* **Exercise directions**
Compute how many lines in the entries below contain "gzzhtcl", and output nothing but the number.
** Start of Input material **
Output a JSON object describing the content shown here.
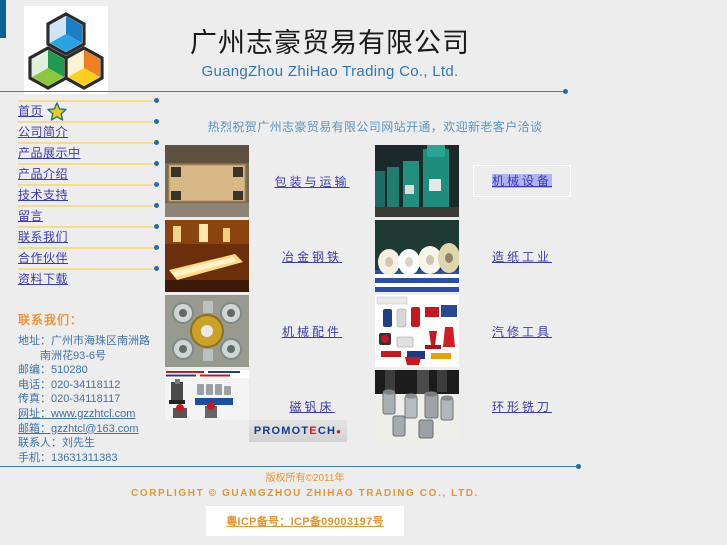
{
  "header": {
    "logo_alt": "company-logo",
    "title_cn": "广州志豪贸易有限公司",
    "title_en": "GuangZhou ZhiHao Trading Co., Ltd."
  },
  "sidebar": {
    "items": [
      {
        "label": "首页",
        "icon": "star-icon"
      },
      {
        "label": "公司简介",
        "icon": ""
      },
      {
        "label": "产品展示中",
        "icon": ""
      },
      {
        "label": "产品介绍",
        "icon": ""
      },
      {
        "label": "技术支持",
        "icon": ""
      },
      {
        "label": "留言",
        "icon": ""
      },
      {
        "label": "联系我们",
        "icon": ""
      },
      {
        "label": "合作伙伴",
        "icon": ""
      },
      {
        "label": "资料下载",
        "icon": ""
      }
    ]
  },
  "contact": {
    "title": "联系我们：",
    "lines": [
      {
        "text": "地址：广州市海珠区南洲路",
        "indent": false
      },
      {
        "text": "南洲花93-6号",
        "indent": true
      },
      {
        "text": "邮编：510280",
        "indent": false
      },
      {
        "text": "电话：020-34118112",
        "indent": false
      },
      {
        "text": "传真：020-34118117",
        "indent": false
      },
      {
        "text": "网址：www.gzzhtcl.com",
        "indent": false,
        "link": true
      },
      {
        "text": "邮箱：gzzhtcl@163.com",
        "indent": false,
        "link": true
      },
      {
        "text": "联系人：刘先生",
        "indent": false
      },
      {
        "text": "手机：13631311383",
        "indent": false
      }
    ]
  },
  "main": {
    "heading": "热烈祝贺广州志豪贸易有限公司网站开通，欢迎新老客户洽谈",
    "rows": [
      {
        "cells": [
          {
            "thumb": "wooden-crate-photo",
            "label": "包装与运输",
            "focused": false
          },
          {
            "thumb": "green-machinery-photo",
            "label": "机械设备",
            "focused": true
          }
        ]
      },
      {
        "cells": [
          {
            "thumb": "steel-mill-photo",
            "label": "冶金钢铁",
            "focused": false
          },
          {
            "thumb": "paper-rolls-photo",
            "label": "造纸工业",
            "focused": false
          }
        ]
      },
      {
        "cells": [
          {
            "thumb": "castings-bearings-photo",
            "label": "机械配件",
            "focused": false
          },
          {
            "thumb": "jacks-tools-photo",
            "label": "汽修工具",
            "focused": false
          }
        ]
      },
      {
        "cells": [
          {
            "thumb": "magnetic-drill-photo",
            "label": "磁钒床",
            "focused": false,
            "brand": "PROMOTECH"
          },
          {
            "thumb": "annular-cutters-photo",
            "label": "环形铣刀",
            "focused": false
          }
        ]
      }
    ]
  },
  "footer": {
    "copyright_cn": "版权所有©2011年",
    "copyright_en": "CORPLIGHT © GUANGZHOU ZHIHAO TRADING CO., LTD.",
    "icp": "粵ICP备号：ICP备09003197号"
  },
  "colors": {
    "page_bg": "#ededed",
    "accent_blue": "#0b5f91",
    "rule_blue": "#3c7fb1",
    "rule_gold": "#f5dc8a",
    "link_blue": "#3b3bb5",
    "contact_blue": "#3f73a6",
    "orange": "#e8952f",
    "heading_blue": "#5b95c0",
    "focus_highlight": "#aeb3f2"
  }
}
** End of Input material **
** Start of Input material **
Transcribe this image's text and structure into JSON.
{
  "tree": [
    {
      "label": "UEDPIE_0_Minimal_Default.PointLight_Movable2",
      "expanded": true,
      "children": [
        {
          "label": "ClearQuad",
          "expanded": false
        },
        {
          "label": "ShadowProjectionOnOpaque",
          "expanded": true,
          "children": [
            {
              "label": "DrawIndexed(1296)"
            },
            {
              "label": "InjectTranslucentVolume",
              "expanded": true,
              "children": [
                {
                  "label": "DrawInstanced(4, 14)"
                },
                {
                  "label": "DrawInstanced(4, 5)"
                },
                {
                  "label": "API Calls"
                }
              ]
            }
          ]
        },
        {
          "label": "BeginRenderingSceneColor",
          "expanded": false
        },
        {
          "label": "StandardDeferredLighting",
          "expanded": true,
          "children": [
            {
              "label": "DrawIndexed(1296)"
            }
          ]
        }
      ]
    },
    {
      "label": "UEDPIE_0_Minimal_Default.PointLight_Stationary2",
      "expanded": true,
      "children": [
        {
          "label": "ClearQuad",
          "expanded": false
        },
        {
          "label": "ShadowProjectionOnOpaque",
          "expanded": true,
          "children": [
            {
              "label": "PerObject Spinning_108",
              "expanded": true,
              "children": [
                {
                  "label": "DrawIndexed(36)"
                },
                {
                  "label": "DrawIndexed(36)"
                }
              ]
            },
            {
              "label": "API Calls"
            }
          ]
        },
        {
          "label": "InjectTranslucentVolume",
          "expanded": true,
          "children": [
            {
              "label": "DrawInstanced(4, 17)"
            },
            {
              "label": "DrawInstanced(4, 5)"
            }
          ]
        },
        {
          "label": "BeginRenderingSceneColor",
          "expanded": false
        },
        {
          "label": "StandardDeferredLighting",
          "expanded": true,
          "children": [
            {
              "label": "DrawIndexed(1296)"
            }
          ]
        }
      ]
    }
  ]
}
** End of Input material **
* **Solution for this exercise**
2